> [The task]
Write out every entry exactly as given, but omit the pictures.

> [Data to process]
═══

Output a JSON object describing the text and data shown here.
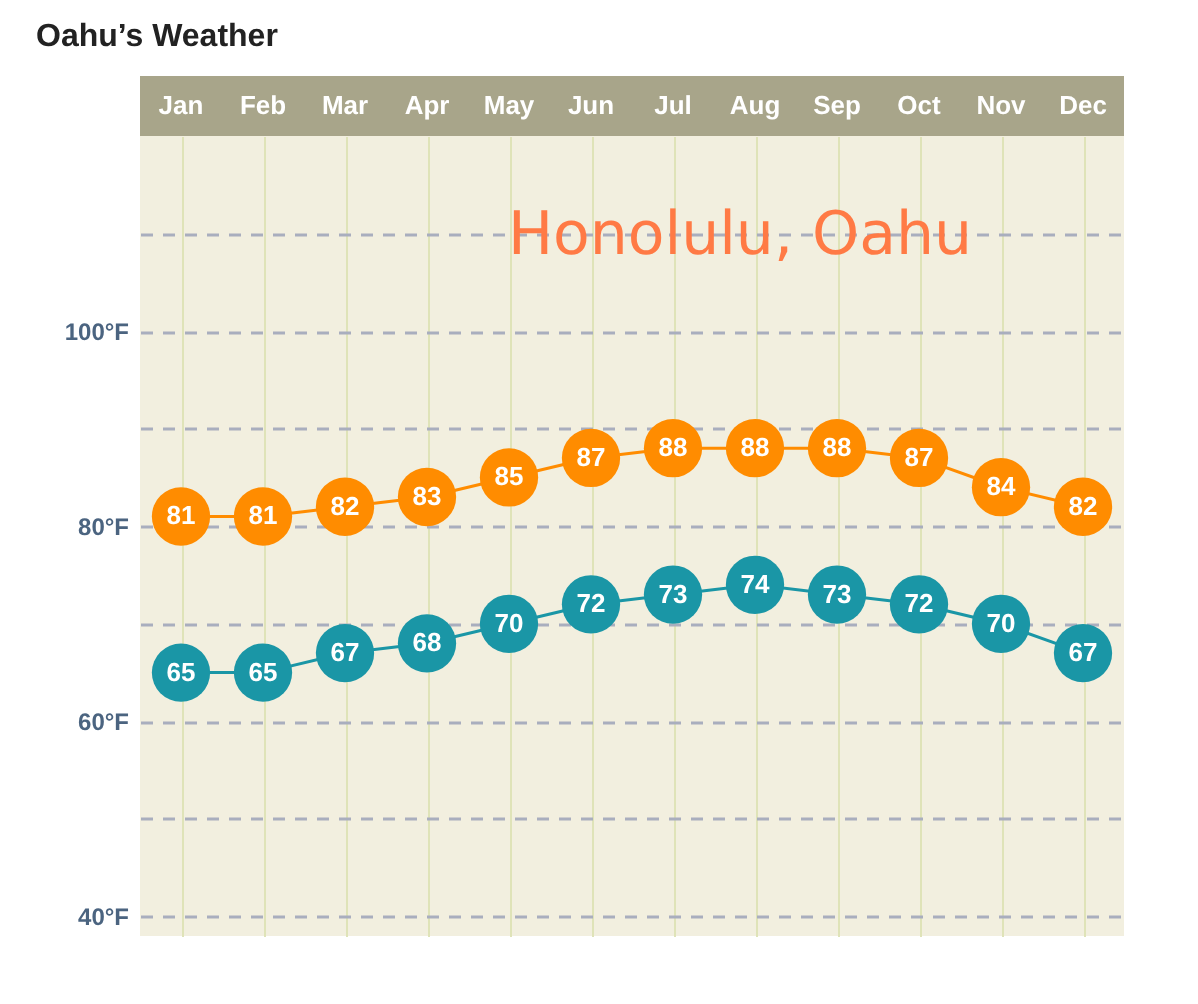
{
  "chart_data": {
    "type": "line",
    "title": "Oahu’s Weather",
    "annotations": [
      "Honolulu, Oahu"
    ],
    "categories": [
      "Jan",
      "Feb",
      "Mar",
      "Apr",
      "May",
      "Jun",
      "Jul",
      "Aug",
      "Sep",
      "Oct",
      "Nov",
      "Dec"
    ],
    "series": [
      {
        "color": "#ff8c00",
        "values": [
          81,
          81,
          82,
          83,
          85,
          87,
          88,
          88,
          88,
          87,
          84,
          82
        ]
      },
      {
        "color": "#1a96a6",
        "values": [
          65,
          65,
          67,
          68,
          70,
          72,
          73,
          74,
          73,
          72,
          70,
          67
        ]
      }
    ],
    "ylim": [
      38,
      120
    ],
    "yticks": [
      {
        "value": 40,
        "label": "40°F"
      },
      {
        "value": 50,
        "label": null
      },
      {
        "value": 60,
        "label": "60°F"
      },
      {
        "value": 70,
        "label": null
      },
      {
        "value": 80,
        "label": "80°F"
      },
      {
        "value": 90,
        "label": null
      },
      {
        "value": 100,
        "label": "100°F"
      },
      {
        "value": 110,
        "label": null
      }
    ],
    "grid": true,
    "legend": false,
    "marker": "circle",
    "line_style": "solid",
    "data_labels": true
  }
}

═══

> [Task answer]
Output a JSON object describing the text and data shown here.
{
  "chart_data": {
    "type": "line",
    "title": "Oahu’s Weather",
    "annotations": [
      "Honolulu, Oahu"
    ],
    "categories": [
      "Jan",
      "Feb",
      "Mar",
      "Apr",
      "May",
      "Jun",
      "Jul",
      "Aug",
      "Sep",
      "Oct",
      "Nov",
      "Dec"
    ],
    "series": [
      {
        "color": "#ff8c00",
        "values": [
          81,
          81,
          82,
          83,
          85,
          87,
          88,
          88,
          88,
          87,
          84,
          82
        ]
      },
      {
        "color": "#1a96a6",
        "values": [
          65,
          65,
          67,
          68,
          70,
          72,
          73,
          74,
          73,
          72,
          70,
          67
        ]
      }
    ],
    "ylim": [
      38,
      120
    ],
    "yticks": [
      {
        "value": 40,
        "label": "40°F"
      },
      {
        "value": 50,
        "label": null
      },
      {
        "value": 60,
        "label": "60°F"
      },
      {
        "value": 70,
        "label": null
      },
      {
        "value": 80,
        "label": "80°F"
      },
      {
        "value": 90,
        "label": null
      },
      {
        "value": 100,
        "label": "100°F"
      },
      {
        "value": 110,
        "label": null
      }
    ],
    "grid": true,
    "legend": false,
    "marker": "circle",
    "line_style": "solid",
    "data_labels": true
  }
}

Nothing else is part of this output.